**Provided information**
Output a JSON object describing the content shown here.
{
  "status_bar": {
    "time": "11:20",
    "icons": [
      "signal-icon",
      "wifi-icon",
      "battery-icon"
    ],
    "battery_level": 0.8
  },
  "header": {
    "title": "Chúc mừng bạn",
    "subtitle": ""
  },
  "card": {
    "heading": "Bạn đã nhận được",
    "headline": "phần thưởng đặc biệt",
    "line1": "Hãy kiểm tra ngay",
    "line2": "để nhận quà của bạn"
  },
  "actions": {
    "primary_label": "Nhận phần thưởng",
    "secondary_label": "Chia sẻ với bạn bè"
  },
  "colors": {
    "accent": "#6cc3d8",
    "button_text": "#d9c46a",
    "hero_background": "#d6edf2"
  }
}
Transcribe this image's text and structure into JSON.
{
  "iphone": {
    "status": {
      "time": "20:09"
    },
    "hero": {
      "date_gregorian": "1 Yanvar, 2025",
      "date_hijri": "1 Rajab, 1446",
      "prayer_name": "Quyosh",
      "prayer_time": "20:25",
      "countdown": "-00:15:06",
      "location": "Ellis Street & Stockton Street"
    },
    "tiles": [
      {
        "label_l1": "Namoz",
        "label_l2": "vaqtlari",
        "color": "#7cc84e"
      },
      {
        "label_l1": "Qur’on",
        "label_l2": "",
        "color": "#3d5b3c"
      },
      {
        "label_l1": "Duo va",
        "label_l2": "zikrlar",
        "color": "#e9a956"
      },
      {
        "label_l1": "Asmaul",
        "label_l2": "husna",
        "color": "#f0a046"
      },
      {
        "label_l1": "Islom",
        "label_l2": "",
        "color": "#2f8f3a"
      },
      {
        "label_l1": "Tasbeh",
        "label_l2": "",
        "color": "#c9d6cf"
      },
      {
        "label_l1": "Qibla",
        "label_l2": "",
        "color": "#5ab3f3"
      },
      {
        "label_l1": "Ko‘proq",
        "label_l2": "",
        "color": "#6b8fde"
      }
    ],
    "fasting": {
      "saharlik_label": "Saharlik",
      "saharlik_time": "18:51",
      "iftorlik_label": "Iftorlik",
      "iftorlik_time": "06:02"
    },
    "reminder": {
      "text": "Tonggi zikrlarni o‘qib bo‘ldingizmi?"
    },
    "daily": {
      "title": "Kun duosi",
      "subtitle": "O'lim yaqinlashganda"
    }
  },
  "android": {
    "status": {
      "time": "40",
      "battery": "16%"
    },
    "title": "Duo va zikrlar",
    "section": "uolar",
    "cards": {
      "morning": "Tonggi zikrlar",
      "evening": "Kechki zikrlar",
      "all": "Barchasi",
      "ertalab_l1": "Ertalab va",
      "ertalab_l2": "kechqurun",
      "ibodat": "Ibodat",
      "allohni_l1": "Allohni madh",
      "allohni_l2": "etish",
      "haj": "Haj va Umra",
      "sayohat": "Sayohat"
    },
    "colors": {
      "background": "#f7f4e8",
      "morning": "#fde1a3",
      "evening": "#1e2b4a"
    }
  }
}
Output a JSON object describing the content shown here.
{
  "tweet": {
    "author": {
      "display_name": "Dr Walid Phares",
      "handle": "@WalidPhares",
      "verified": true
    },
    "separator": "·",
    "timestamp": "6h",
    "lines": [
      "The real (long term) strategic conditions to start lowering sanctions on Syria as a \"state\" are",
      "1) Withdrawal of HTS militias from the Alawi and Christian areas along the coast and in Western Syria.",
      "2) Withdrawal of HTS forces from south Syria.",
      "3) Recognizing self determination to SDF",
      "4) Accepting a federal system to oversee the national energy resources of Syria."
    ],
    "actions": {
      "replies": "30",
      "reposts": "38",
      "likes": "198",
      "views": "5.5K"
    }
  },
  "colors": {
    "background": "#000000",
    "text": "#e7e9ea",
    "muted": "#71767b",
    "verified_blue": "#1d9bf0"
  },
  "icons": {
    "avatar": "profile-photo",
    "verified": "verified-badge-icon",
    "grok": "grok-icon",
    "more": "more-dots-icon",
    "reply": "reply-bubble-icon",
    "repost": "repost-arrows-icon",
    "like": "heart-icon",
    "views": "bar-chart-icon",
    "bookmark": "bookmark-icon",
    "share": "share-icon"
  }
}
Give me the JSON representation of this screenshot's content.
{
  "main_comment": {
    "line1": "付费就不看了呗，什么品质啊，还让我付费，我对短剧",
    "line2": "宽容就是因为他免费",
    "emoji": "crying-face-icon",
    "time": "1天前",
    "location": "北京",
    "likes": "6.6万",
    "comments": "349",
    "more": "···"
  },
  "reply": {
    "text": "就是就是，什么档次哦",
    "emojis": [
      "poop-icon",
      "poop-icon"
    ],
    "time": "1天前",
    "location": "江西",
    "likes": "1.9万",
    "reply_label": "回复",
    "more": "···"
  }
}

**What this task involves**
Return all of the data exactly as it reads.

**Response below**
Output a JSON object describing the content shown here.
{
  "status_bar": {
    "time": "11:20",
    "icons": [
      "signal-icon",
      "wifi-icon",
      "battery-icon"
    ],
    "battery_level": 0.8
  },
  "header": {
    "title": "Chúc mừng bạn",
    "subtitle": ""
  },
  "card": {
    "heading": "Bạn đã nhận được",
    "headline": "phần thưởng đặc biệt",
    "line1": "Hãy kiểm tra ngay",
    "line2": "để nhận quà của bạn"
  },
  "actions": {
    "primary_label": "Nhận phần thưởng",
    "secondary_label": "Chia sẻ với bạn bè"
  },
  "colors": {
    "accent": "#6cc3d8",
    "button_text": "#d9c46a",
    "hero_background": "#d6edf2"
  }
}
Transcribe this image's text and structure into JSON.
{
  "iphone": {
    "status": {
      "time": "20:09"
    },
    "hero": {
      "date_gregorian": "1 Yanvar, 2025",
      "date_hijri": "1 Rajab, 1446",
      "prayer_name": "Quyosh",
      "prayer_time": "20:25",
      "countdown": "-00:15:06",
      "location": "Ellis Street & Stockton Street"
    },
    "tiles": [
      {
        "label_l1": "Namoz",
        "label_l2": "vaqtlari",
        "color": "#7cc84e"
      },
      {
        "label_l1": "Qur’on",
        "label_l2": "",
        "color": "#3d5b3c"
      },
      {
        "label_l1": "Duo va",
        "label_l2": "zikrlar",
        "color": "#e9a956"
      },
      {
        "label_l1": "Asmaul",
        "label_l2": "husna",
        "color": "#f0a046"
      },
      {
        "label_l1": "Islom",
        "label_l2": "",
        "color": "#2f8f3a"
      },
      {
        "label_l1": "Tasbeh",
        "label_l2": "",
        "color": "#c9d6cf"
      },
      {
        "label_l1": "Qibla",
        "label_l2": "",
        "color": "#5ab3f3"
      },
      {
        "label_l1": "Ko‘proq",
        "label_l2": "",
        "color": "#6b8fde"
      }
    ],
    "fasting": {
      "saharlik_label": "Saharlik",
      "saharlik_time": "18:51",
      "iftorlik_label": "Iftorlik",
      "iftorlik_time": "06:02"
    },
    "reminder": {
      "text": "Tonggi zikrlarni o‘qib bo‘ldingizmi?"
    },
    "daily": {
      "title": "Kun duosi",
      "subtitle": "O'lim yaqinlashganda"
    }
  },
  "android": {
    "status": {
      "time": "40",
      "battery": "16%"
    },
    "title": "Duo va zikrlar",
    "section": "uolar",
    "cards": {
      "morning": "Tonggi zikrlar",
      "evening": "Kechki zikrlar",
      "all": "Barchasi",
      "ertalab_l1": "Ertalab va",
      "ertalab_l2": "kechqurun",
      "ibodat": "Ibodat",
      "allohni_l1": "Allohni madh",
      "allohni_l2": "etish",
      "haj": "Haj va Umra",
      "sayohat": "Sayohat"
    },
    "colors": {
      "background": "#f7f4e8",
      "morning": "#fde1a3",
      "evening": "#1e2b4a"
    }
  }
}
Output a JSON object describing the content shown here.
{
  "tweet": {
    "author": {
      "display_name": "Dr Walid Phares",
      "handle": "@WalidPhares",
      "verified": true
    },
    "separator": "·",
    "timestamp": "6h",
    "lines": [
      "The real (long term) strategic conditions to start lowering sanctions on Syria as a \"state\" are",
      "1) Withdrawal of HTS militias from the Alawi and Christian areas along the coast and in Western Syria.",
      "2) Withdrawal of HTS forces from south Syria.",
      "3) Recognizing self determination to SDF",
      "4) Accepting a federal system to oversee the national energy resources of Syria."
    ],
    "actions": {
      "replies": "30",
      "reposts": "38",
      "likes": "198",
      "views": "5.5K"
    }
  },
  "colors": {
    "background": "#000000",
    "text": "#e7e9ea",
    "muted": "#71767b",
    "verified_blue": "#1d9bf0"
  },
  "icons": {
    "avatar": "profile-photo",
    "verified": "verified-badge-icon",
    "grok": "grok-icon",
    "more": "more-dots-icon",
    "reply": "reply-bubble-icon",
    "repost": "repost-arrows-icon",
    "like": "heart-icon",
    "views": "bar-chart-icon",
    "bookmark": "bookmark-icon",
    "share": "share-icon"
  }
}
Give me the JSON representation of this screenshot's content.
{
  "main_comment": {
    "line1": "付费就不看了呗，什么品质啊，还让我付费，我对短剧",
    "line2": "宽容就是因为他免费",
    "emoji": "crying-face-icon",
    "time": "1天前",
    "location": "北京",
    "likes": "6.6万",
    "comments": "349",
    "more": "···"
  },
  "reply": {
    "text": "就是就是，什么档次哦",
    "emojis": [
      "poop-icon",
      "poop-icon"
    ],
    "time": "1天前",
    "location": "江西",
    "likes": "1.9万",
    "reply_label": "回复",
    "more": "···"
  }
}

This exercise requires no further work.